Scan the data for "image" and copy the lines it appears in.

[Figure dataset records]
%%

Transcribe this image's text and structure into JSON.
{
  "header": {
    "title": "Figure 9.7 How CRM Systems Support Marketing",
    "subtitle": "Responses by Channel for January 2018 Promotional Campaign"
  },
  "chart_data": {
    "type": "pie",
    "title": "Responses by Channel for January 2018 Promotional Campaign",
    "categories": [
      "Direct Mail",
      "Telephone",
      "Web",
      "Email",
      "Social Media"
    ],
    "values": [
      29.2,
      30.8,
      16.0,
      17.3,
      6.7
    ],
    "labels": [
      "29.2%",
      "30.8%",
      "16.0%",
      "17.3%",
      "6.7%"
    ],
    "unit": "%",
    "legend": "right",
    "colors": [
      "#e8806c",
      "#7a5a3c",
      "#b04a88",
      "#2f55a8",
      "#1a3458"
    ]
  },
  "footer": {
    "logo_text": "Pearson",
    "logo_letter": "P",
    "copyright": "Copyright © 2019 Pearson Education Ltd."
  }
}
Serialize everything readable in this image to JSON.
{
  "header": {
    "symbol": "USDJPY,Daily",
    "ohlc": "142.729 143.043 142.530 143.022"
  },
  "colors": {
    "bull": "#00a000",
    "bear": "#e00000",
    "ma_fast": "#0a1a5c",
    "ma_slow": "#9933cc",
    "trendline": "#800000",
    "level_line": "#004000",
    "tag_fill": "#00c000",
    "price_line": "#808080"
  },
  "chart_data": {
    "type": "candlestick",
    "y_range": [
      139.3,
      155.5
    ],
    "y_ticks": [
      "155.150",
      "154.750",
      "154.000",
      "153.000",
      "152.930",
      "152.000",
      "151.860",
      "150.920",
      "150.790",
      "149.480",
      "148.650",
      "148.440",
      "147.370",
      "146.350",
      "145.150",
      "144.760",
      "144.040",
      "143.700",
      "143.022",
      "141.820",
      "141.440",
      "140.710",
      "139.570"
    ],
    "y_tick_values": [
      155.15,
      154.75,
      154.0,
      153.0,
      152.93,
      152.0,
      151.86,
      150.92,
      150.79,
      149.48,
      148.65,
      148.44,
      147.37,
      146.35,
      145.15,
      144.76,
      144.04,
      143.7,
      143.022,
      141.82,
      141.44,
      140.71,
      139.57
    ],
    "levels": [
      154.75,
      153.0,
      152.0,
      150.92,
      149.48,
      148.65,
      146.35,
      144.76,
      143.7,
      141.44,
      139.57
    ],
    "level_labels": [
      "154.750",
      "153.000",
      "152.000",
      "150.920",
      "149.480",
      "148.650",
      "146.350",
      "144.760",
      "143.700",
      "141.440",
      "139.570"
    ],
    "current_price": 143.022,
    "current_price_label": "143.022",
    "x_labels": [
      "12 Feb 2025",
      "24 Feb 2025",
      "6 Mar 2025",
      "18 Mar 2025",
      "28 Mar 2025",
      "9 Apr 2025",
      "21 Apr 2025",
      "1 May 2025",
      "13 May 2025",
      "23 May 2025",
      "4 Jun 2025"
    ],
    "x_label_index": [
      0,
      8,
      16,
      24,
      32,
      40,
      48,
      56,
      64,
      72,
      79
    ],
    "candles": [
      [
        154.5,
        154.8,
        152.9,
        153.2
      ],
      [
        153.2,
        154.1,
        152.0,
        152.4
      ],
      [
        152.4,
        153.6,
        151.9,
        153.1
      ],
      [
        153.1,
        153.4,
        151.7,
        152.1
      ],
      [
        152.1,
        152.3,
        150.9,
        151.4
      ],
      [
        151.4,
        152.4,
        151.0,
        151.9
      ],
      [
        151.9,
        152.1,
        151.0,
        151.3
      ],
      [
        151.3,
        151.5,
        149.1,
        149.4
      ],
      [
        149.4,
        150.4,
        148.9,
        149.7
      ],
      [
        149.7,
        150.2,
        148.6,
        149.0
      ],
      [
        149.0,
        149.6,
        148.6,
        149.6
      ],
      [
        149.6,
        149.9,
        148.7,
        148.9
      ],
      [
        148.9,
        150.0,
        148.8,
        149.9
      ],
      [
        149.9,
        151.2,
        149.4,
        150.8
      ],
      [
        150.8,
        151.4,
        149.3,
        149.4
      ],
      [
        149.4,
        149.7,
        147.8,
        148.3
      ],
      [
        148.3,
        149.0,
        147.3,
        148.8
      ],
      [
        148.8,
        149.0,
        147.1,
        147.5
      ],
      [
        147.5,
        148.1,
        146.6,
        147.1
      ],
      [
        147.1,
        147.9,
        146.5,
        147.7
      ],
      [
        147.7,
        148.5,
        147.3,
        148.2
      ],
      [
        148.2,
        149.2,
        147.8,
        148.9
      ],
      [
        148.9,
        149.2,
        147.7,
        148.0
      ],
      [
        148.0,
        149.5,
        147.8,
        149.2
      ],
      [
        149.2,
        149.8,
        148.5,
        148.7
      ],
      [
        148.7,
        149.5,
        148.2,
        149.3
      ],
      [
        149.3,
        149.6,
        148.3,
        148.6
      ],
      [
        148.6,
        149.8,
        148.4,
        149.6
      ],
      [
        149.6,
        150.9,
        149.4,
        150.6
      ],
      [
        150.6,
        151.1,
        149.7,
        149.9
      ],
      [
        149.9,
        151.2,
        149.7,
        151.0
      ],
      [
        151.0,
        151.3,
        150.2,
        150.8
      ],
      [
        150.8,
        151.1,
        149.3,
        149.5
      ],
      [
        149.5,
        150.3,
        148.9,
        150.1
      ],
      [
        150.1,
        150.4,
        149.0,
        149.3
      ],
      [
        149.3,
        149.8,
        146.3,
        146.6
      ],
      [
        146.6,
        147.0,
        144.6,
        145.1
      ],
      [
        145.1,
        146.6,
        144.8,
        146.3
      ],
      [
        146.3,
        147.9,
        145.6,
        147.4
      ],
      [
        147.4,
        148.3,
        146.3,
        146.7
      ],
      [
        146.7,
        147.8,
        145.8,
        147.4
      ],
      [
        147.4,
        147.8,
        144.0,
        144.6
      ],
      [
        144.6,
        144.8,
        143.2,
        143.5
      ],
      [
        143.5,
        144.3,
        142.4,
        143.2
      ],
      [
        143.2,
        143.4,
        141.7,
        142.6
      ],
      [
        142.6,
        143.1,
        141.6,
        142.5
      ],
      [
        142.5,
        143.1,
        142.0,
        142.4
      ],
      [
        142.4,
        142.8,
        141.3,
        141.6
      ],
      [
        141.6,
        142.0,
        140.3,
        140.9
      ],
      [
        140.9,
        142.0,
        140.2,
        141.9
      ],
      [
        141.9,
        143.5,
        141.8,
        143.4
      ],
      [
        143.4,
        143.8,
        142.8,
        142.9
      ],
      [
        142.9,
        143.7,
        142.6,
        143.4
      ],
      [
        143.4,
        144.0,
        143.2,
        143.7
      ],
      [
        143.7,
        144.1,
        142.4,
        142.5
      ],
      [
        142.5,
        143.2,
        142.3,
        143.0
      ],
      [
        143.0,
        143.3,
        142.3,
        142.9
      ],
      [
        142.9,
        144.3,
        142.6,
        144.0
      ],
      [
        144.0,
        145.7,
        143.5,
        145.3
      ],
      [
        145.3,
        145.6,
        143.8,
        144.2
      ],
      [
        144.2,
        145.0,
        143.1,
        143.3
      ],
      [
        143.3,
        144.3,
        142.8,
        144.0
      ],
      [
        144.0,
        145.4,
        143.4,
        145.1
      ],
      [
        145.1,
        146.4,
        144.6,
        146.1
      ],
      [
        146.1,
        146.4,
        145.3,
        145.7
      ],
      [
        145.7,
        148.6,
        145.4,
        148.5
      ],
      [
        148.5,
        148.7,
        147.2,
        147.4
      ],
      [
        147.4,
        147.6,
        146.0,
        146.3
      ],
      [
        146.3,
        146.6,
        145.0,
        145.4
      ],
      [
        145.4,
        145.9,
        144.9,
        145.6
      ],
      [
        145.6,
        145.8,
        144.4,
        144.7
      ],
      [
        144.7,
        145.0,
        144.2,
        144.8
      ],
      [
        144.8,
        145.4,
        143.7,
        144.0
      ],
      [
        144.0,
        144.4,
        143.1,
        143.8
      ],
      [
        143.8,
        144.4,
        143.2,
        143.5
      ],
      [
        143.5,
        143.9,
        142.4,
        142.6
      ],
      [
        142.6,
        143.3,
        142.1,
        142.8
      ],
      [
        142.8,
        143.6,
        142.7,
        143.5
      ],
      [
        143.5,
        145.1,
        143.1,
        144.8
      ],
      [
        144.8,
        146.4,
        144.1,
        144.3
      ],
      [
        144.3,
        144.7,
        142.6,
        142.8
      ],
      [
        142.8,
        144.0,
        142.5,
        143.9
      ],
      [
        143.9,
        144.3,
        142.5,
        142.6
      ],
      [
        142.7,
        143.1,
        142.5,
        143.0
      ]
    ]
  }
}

%%

SOLUTION TO THIS PROBLEM:
Transcribe this image's text and structure into JSON.
Serialize everything readable in this image to JSON.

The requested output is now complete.